START Information given

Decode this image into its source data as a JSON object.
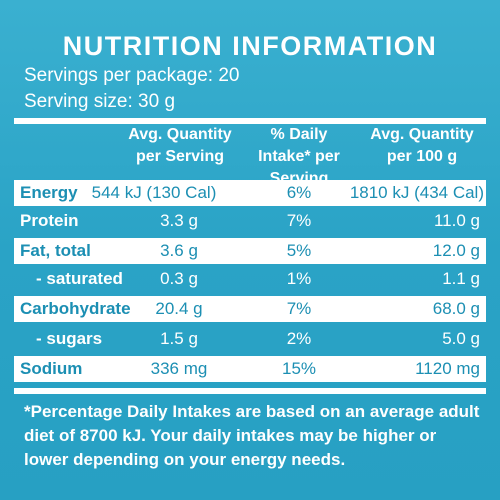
{
  "panel": {
    "title": "NUTRITION INFORMATION",
    "servings_per_package": "Servings per package: 20",
    "serving_size": "Serving size: 30 g"
  },
  "columns": {
    "per_serving": "Avg. Quantity per Serving",
    "daily_intake": "% Daily Intake* per Serving",
    "per_100g": "Avg. Quantity per 100 g"
  },
  "rows": [
    {
      "name": "Energy",
      "per_serving": "544 kJ (130 Cal)",
      "daily_intake": "6%",
      "per_100g": "1810 kJ (434 Cal)",
      "shaded": true,
      "indent": false
    },
    {
      "name": "Protein",
      "per_serving": "3.3 g",
      "daily_intake": "7%",
      "per_100g": "11.0 g",
      "shaded": false,
      "indent": false
    },
    {
      "name": "Fat, total",
      "per_serving": "3.6 g",
      "daily_intake": "5%",
      "per_100g": "12.0 g",
      "shaded": true,
      "indent": false
    },
    {
      "name": "- saturated",
      "per_serving": "0.3 g",
      "daily_intake": "1%",
      "per_100g": "1.1 g",
      "shaded": false,
      "indent": true
    },
    {
      "name": "Carbohydrate",
      "per_serving": "20.4 g",
      "daily_intake": "7%",
      "per_100g": "68.0 g",
      "shaded": true,
      "indent": false
    },
    {
      "name": "- sugars",
      "per_serving": "1.5 g",
      "daily_intake": "2%",
      "per_100g": "5.0 g",
      "shaded": false,
      "indent": true
    },
    {
      "name": "Sodium",
      "per_serving": "336 mg",
      "daily_intake": "15%",
      "per_100g": "1120 mg",
      "shaded": true,
      "indent": false
    }
  ],
  "footnote": "*Percentage Daily Intakes are based on an average adult diet of 8700 kJ. Your daily intakes may be higher or lower depending on your energy needs.",
  "colors": {
    "background": "#2aa3c6",
    "shaded_row": "#ffffff",
    "shaded_text": "#1c8fb3",
    "text": "#ffffff"
  }
}
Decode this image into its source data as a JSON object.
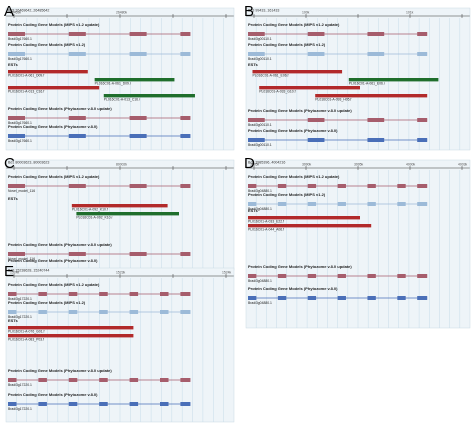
{
  "colors": {
    "panel_bg": "#eef4f8",
    "grid": "#bcd6e6",
    "gene_v12": "#a65d6c",
    "gene_v12_light": "#c89aa4",
    "gene_v12_blue": "#9cbad8",
    "gene_phy": "#4a6fb8",
    "est_red": "#b22a2a",
    "est_green": "#1f6e2c",
    "est_purple": "#8a2f8a",
    "est_blue": "#3a4aa8",
    "connector": "#555555"
  },
  "panels": [
    {
      "letter": "A",
      "coords": "Bd3 26469642..26485642",
      "ticks": [
        "26469k",
        "",
        "26480k",
        "",
        ""
      ],
      "tracks": [
        {
          "title": "Protein Coding Gene Models (MIPS v1.2 update)",
          "features": [
            {
              "label": "Bradi3g17660.1",
              "kind": "v12"
            }
          ]
        },
        {
          "title": "Protein Coding Gene Models (MIPS v1.2)",
          "features": [
            {
              "label": "Bradi3g17660.1",
              "kind": "v12b"
            }
          ]
        },
        {
          "title": "ESTs",
          "features": [
            {
              "label": "PL016C01-A-061_D09.f",
              "kind": "est_red"
            },
            {
              "label": "PL016C01-A-061_D09.r",
              "kind": "est_green"
            },
            {
              "label": "PL016C01-A-013_C16.f",
              "kind": "est_red"
            },
            {
              "label": "PL016C01-A-013_C16.r",
              "kind": "est_green"
            }
          ]
        },
        {
          "title": "Protein Coding Gene Models (Phytozome v.8.0 update)",
          "features": [
            {
              "label": "Bradi3g17660.1",
              "kind": "phy_red"
            }
          ]
        },
        {
          "title": "Protein Coding Gene Models (Phytozome v.8.0)",
          "features": [
            {
              "label": "Bradi3g17660.1",
              "kind": "phy"
            }
          ]
        }
      ]
    },
    {
      "letter": "B",
      "coords": "Bd3 99433..161433",
      "ticks": [
        "",
        "100k",
        "",
        "101k",
        ""
      ],
      "tracks": [
        {
          "title": "Protein Coding Gene Models (MIPS v1.2 update)",
          "features": [
            {
              "label": "Bradi3g00110.1",
              "kind": "v12"
            }
          ]
        },
        {
          "title": "Protein Coding Gene Models (MIPS v1.2)",
          "features": [
            {
              "label": "Bradi3g00110.1",
              "kind": "v12b"
            }
          ]
        },
        {
          "title": "ESTs",
          "features": [
            {
              "label": "PL016C01-A-061_E06.f",
              "kind": "est_red"
            },
            {
              "label": "PL016C01-A-061_E06.r",
              "kind": "est_green"
            },
            {
              "label": "PL016C01-A-033_G10.f",
              "kind": "est_red"
            },
            {
              "label": "PL016C01-A-093_H05.f",
              "kind": "est_red"
            }
          ]
        },
        {
          "title": "Protein Coding Gene Models (Phytozome v.8.0 update)",
          "features": [
            {
              "label": "Bradi3g00110.1",
              "kind": "phy_red"
            }
          ]
        },
        {
          "title": "Protein Coding Gene Models (Phytozome v.8.0)",
          "features": [
            {
              "label": "Bradi3g00110.1",
              "kind": "phy"
            }
          ]
        }
      ]
    },
    {
      "letter": "C",
      "coords": "Bd1 80003623..80003623",
      "ticks": [
        "",
        "",
        "80002k",
        "",
        ""
      ],
      "tracks": [
        {
          "title": "Protein Coding Gene Models (MIPS v1.2 update)",
          "features": [
            {
              "label": "Novel_model_116",
              "kind": "v12"
            }
          ]
        },
        {
          "title": "ESTs",
          "features": [
            {
              "label": "PL016C01-A-092_K10.f",
              "kind": "est_red"
            },
            {
              "label": "PL016C01-A-092_K10.r",
              "kind": "est_green"
            }
          ]
        },
        {
          "title": "Protein Coding Gene Models (Phytozome v.8.0 update)",
          "features": [
            {
              "label": "Novel_model_116",
              "kind": "phy_red"
            }
          ]
        },
        {
          "title": "Protein Coding Gene Models (Phytozome v.8.0)",
          "features": []
        }
      ]
    },
    {
      "letter": "D",
      "coords": "Bd3 3985396..4004216",
      "ticks": [
        "3985k",
        "3990k",
        "3995k",
        "4000k",
        "4003k"
      ],
      "tracks": [
        {
          "title": "Protein Coding Gene Models (MIPS v1.2 update)",
          "features": [
            {
              "label": "Bradi3g04880.1",
              "kind": "v12"
            }
          ]
        },
        {
          "title": "Protein Coding Gene Models (MIPS v1.2)",
          "features": [
            {
              "label": "Bradi3g04880.1",
              "kind": "v12b"
            }
          ]
        },
        {
          "title": "ESTs",
          "features": [
            {
              "label": "PL016C01-A-033_E22.f",
              "kind": "est_red"
            },
            {
              "label": "PL016C01-A-044_A06.f",
              "kind": "est_red"
            }
          ]
        },
        {
          "title": "Protein Coding Gene Models (Phytozome v.8.0 update)",
          "features": [
            {
              "label": "Bradi3g04880.1",
              "kind": "phy_red"
            }
          ]
        },
        {
          "title": "Protein Coding Gene Models (Phytozome v.8.0)",
          "features": [
            {
              "label": "Bradi3g04880.1",
              "kind": "phy"
            }
          ]
        }
      ]
    },
    {
      "letter": "E",
      "coords": "Bd3 15238628..15240744",
      "ticks": [
        "1524k",
        "",
        "1523k",
        "",
        "1524k"
      ],
      "tracks": [
        {
          "title": "Protein Coding Gene Models (MIPS v1.2 update)",
          "features": [
            {
              "label": "Bradi3g17220.1",
              "kind": "v12"
            }
          ]
        },
        {
          "title": "Protein Coding Gene Models (MIPS v1.2)",
          "features": [
            {
              "label": "Bradi3g17220.1",
              "kind": "v12b"
            }
          ]
        },
        {
          "title": "ESTs",
          "features": [
            {
              "label": "PL016C01-A-076_G01.f",
              "kind": "est_red"
            },
            {
              "label": "PL016C01-A-083_P03.f",
              "kind": "est_red"
            }
          ]
        },
        {
          "title": "Protein Coding Gene Models (Phytozome v.8.0 update)",
          "features": [
            {
              "label": "Bradi3g17220.1",
              "kind": "phy_red"
            }
          ]
        },
        {
          "title": "Protein Coding Gene Models (Phytozome v.8.0)",
          "features": [
            {
              "label": "Bradi3g17220.1",
              "kind": "phy"
            }
          ]
        }
      ]
    }
  ]
}
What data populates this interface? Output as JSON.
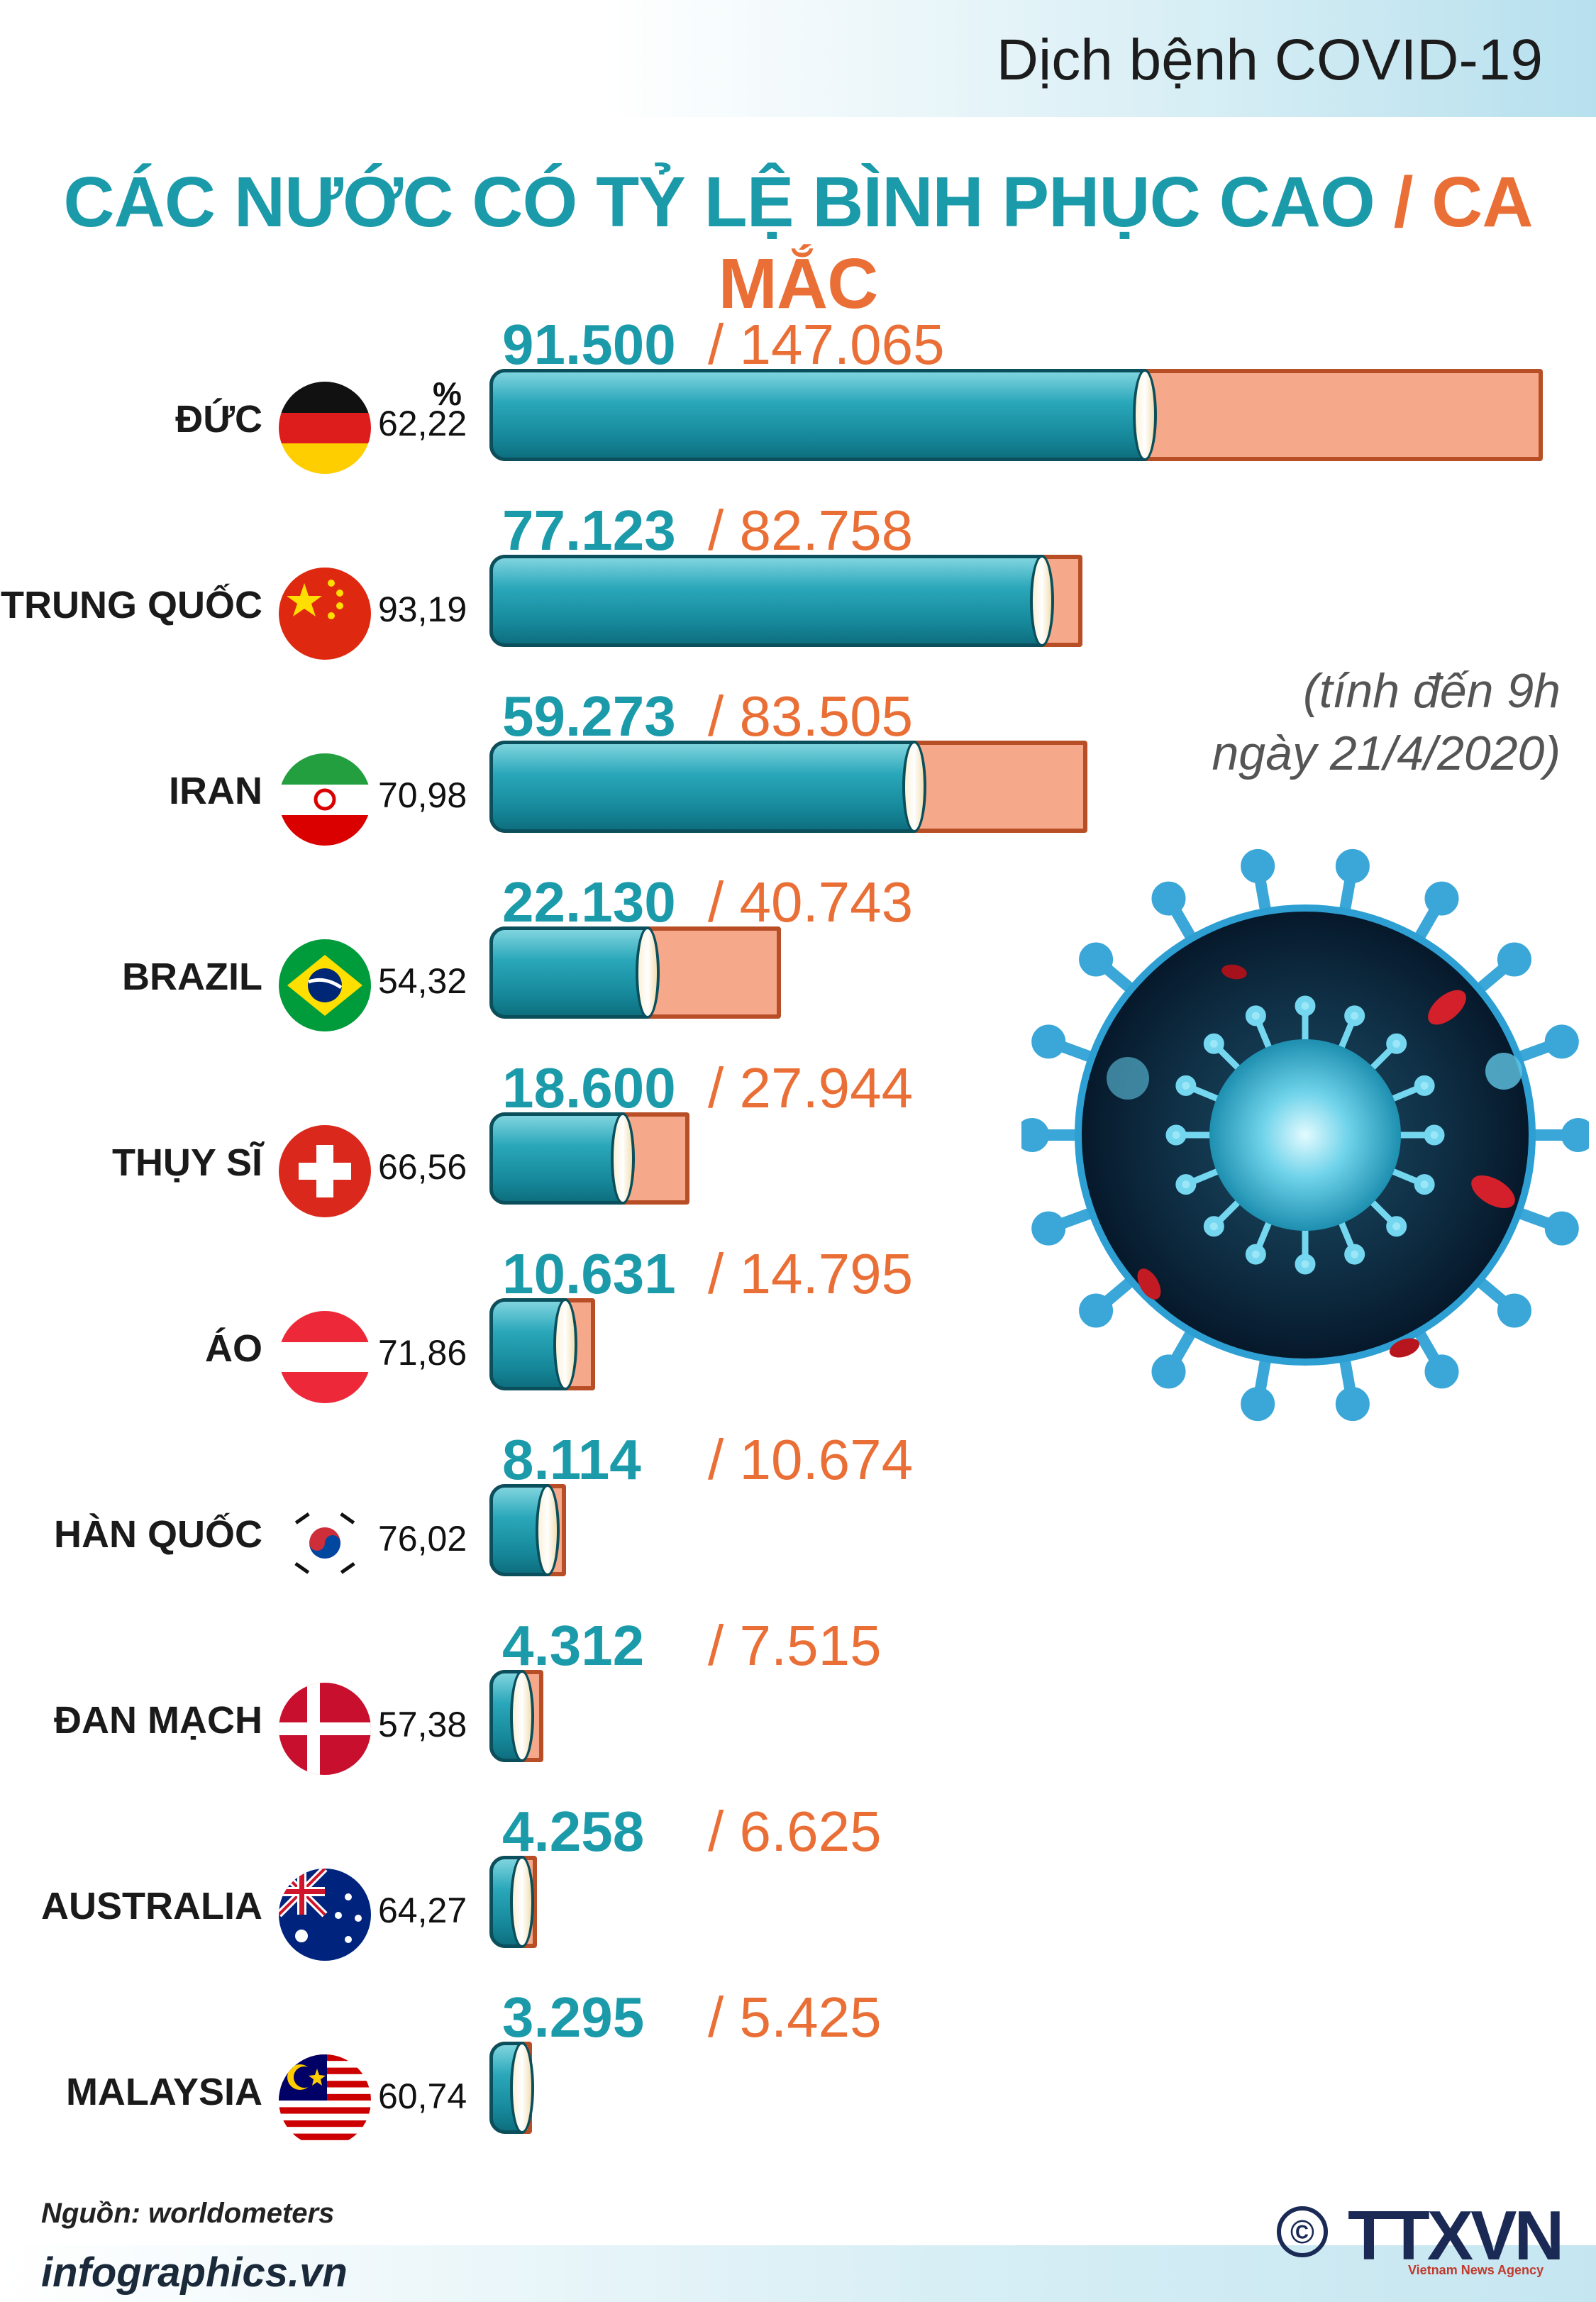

END Information given

** Exercise goal **
Reproduce each line from the listing above that includes the word "letter".

** Exercise response **
      "letter": "A",
      "letter": "B",
      "letter": "C",
      "letter": "D",
      "letter": "E",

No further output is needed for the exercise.